Stored items:
--- Begin ---

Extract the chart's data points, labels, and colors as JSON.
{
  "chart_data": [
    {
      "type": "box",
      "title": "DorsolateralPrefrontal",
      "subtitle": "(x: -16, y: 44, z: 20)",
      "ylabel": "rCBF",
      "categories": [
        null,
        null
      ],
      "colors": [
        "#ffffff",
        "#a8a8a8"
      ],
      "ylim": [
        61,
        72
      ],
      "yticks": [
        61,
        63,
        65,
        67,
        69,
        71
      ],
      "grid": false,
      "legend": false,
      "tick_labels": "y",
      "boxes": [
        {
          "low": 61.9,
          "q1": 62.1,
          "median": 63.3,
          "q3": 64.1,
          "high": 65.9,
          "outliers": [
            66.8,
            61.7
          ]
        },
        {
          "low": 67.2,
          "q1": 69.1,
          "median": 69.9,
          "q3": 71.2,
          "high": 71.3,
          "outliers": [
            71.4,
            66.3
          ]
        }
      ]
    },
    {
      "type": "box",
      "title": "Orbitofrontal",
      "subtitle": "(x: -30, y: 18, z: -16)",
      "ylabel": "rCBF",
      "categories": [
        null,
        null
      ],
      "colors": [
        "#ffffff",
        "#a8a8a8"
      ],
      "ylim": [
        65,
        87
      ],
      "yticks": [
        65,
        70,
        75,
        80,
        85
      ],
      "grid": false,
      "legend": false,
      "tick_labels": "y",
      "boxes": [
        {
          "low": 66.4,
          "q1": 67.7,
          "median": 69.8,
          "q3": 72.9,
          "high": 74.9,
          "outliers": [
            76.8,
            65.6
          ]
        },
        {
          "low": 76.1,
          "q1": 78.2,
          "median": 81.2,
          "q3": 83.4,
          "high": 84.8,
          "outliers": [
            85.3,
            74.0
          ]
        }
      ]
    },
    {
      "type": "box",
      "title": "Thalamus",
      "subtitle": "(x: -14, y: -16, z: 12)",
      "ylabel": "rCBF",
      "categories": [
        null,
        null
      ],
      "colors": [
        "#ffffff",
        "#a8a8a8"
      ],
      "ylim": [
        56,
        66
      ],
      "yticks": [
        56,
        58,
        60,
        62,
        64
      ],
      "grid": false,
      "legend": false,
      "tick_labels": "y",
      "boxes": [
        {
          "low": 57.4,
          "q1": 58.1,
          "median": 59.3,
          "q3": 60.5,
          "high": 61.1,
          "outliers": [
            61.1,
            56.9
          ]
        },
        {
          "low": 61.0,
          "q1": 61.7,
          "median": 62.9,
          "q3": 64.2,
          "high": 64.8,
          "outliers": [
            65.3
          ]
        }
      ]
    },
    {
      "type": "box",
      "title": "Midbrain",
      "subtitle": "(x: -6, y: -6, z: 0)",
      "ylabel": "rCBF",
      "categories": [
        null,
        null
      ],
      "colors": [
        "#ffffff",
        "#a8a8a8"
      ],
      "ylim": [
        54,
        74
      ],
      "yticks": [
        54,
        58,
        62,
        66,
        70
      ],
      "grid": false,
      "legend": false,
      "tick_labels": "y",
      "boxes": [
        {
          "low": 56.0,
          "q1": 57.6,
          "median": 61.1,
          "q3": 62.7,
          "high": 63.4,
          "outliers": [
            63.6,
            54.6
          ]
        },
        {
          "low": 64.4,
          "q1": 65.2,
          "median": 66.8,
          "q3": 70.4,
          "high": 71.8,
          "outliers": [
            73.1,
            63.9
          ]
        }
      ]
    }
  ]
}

--- End ---

_WORK TO COMPLETE_. Retype every record above exactly as it appears.

_THE RESULT_.
Extract the chart's data points, labels, and colors as JSON.
{
  "chart_data": [
    {
      "type": "box",
      "title": "DorsolateralPrefrontal",
      "subtitle": "(x: -16, y: 44, z: 20)",
      "ylabel": "rCBF",
      "categories": [
        null,
        null
      ],
      "colors": [
        "#ffffff",
        "#a8a8a8"
      ],
      "ylim": [
        61,
        72
      ],
      "yticks": [
        61,
        63,
        65,
        67,
        69,
        71
      ],
      "grid": false,
      "legend": false,
      "tick_labels": "y",
      "boxes": [
        {
          "low": 61.9,
          "q1": 62.1,
          "median": 63.3,
          "q3": 64.1,
          "high": 65.9,
          "outliers": [
            66.8,
            61.7
          ]
        },
        {
          "low": 67.2,
          "q1": 69.1,
          "median": 69.9,
          "q3": 71.2,
          "high": 71.3,
          "outliers": [
            71.4,
            66.3
          ]
        }
      ]
    },
    {
      "type": "box",
      "title": "Orbitofrontal",
      "subtitle": "(x: -30, y: 18, z: -16)",
      "ylabel": "rCBF",
      "categories": [
        null,
        null
      ],
      "colors": [
        "#ffffff",
        "#a8a8a8"
      ],
      "ylim": [
        65,
        87
      ],
      "yticks": [
        65,
        70,
        75,
        80,
        85
      ],
      "grid": false,
      "legend": false,
      "tick_labels": "y",
      "boxes": [
        {
          "low": 66.4,
          "q1": 67.7,
          "median": 69.8,
          "q3": 72.9,
          "high": 74.9,
          "outliers": [
            76.8,
            65.6
          ]
        },
        {
          "low": 76.1,
          "q1": 78.2,
          "median": 81.2,
          "q3": 83.4,
          "high": 84.8,
          "outliers": [
            85.3,
            74.0
          ]
        }
      ]
    },
    {
      "type": "box",
      "title": "Thalamus",
      "subtitle": "(x: -14, y: -16, z: 12)",
      "ylabel": "rCBF",
      "categories": [
        null,
        null
      ],
      "colors": [
        "#ffffff",
        "#a8a8a8"
      ],
      "ylim": [
        56,
        66
      ],
      "yticks": [
        56,
        58,
        60,
        62,
        64
      ],
      "grid": false,
      "legend": false,
      "tick_labels": "y",
      "boxes": [
        {
          "low": 57.4,
          "q1": 58.1,
          "median": 59.3,
          "q3": 60.5,
          "high": 61.1,
          "outliers": [
            61.1,
            56.9
          ]
        },
        {
          "low": 61.0,
          "q1": 61.7,
          "median": 62.9,
          "q3": 64.2,
          "high": 64.8,
          "outliers": [
            65.3
          ]
        }
      ]
    },
    {
      "type": "box",
      "title": "Midbrain",
      "subtitle": "(x: -6, y: -6, z: 0)",
      "ylabel": "rCBF",
      "categories": [
        null,
        null
      ],
      "colors": [
        "#ffffff",
        "#a8a8a8"
      ],
      "ylim": [
        54,
        74
      ],
      "yticks": [
        54,
        58,
        62,
        66,
        70
      ],
      "grid": false,
      "legend": false,
      "tick_labels": "y",
      "boxes": [
        {
          "low": 56.0,
          "q1": 57.6,
          "median": 61.1,
          "q3": 62.7,
          "high": 63.4,
          "outliers": [
            63.6,
            54.6
          ]
        },
        {
          "low": 64.4,
          "q1": 65.2,
          "median": 66.8,
          "q3": 70.4,
          "high": 71.8,
          "outliers": [
            73.1,
            63.9
          ]
        }
      ]
    }
  ]
}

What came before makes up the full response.